Given passage:
So long as any of the Obligations shall remain outstanding, unless the Secured Party shall otherwise consent in writing the Grantor covenants and agrees that it shall not:

 

Section 7.1.                                   Transfers, Liens and Encumbrances.

 

(a)                                  Sell, assign (by operation of law or otherwise), lease, license, exchange or otherwise transfer or dispose of any of the Pledged Property.

 

(b)                                 Directly or indirectly make, create, incur, assume or permit to exist any Lien in, to or against any part of the Pledged Property other than Liens in favor of the Secured Party.

 

Section 7.2.                                   Reserved.

 



 

Section 7.3.                                   Reserved.

 

Section 7.4.                                   Places of Business.  Change the location of its chief place of business, chief executive office or any place of business disclosed to the Secured Party, unless such change in location is to a different location within the United States and the Grantor provides notice to the Secured Party of the new location within 10 days’ of such change in location.

 

ARTICLE 8.

 

MISCELLANEOUS

 

Section 8.1.                                   Notices.

 

All notices or other communications required or permitted to be given pursuant to this Agreement shall be in writing and shall be considered as duly given on:  (a) the date of delivery, if delivered in person or by nationally recognized overnight delivery service or (b) five (5) days after mailing if mailed from within the continental United States by certified mail, return receipt requested to the party entitled to receive the same:

 

If to the Secured Party:

YA Global Investments, L.P.

 

101 Hudson Street-Suite 3700

 

Jersey City, New Jersey 07302

 

Attention:        Legal Department

 

Telephone:      (201) 986-8300

 

Facsimile:         (201) 985-8266

 

 

If to the Company:

Mr. C. Thomas McMillen

 

Chief Executive Officer

 

Homeland Security Capital Corporation

 

4601 North Fairfax Road, Suite 1200

 

Arlington, VA 22203

 

Telephone:      (703) 528-7073, extension 1

 

Facsimile:         (703) 526-0649

 

 

With a copy to:

Jeffrey P. Schultz, Esq.

 

Mintz, Levin, Cohn, Ferris, Glovsky and Popeo, P.C.

Data:

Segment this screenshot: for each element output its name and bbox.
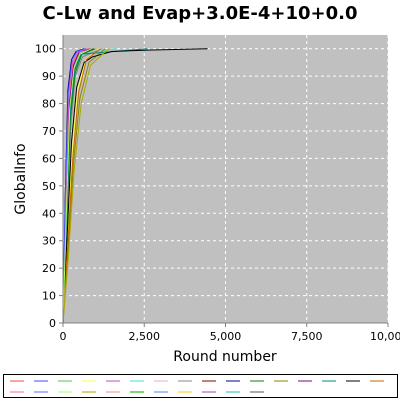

What to do:
A: In the security agreement excerpt, under what conditions may the Grantor change the location of its chief place of business without the Secured Party's written consent? Answer in one to three sentences.
B: According to the security agreement excerpt, to whose attention should notices to the Secured Party be directed?
C: Retype the security agreement excerpt from "Section 7.4.                                   Places" up to and including "change in location.".

Solution set:
A: The Grantor may make the change only if the new location is within the United States. It must also notify the Secured Party of the new location within 10 days of the change.

B: The Legal Department.

C:
Section 7.4.                                   Places of Business.  Change the location of its chief place of business, chief executive office or any place of business disclosed to the Secured Party, unless such change in location is to a different location within the United States and the Grantor provides notice to the Secured Party of the new location within 10 days’ of such change in location.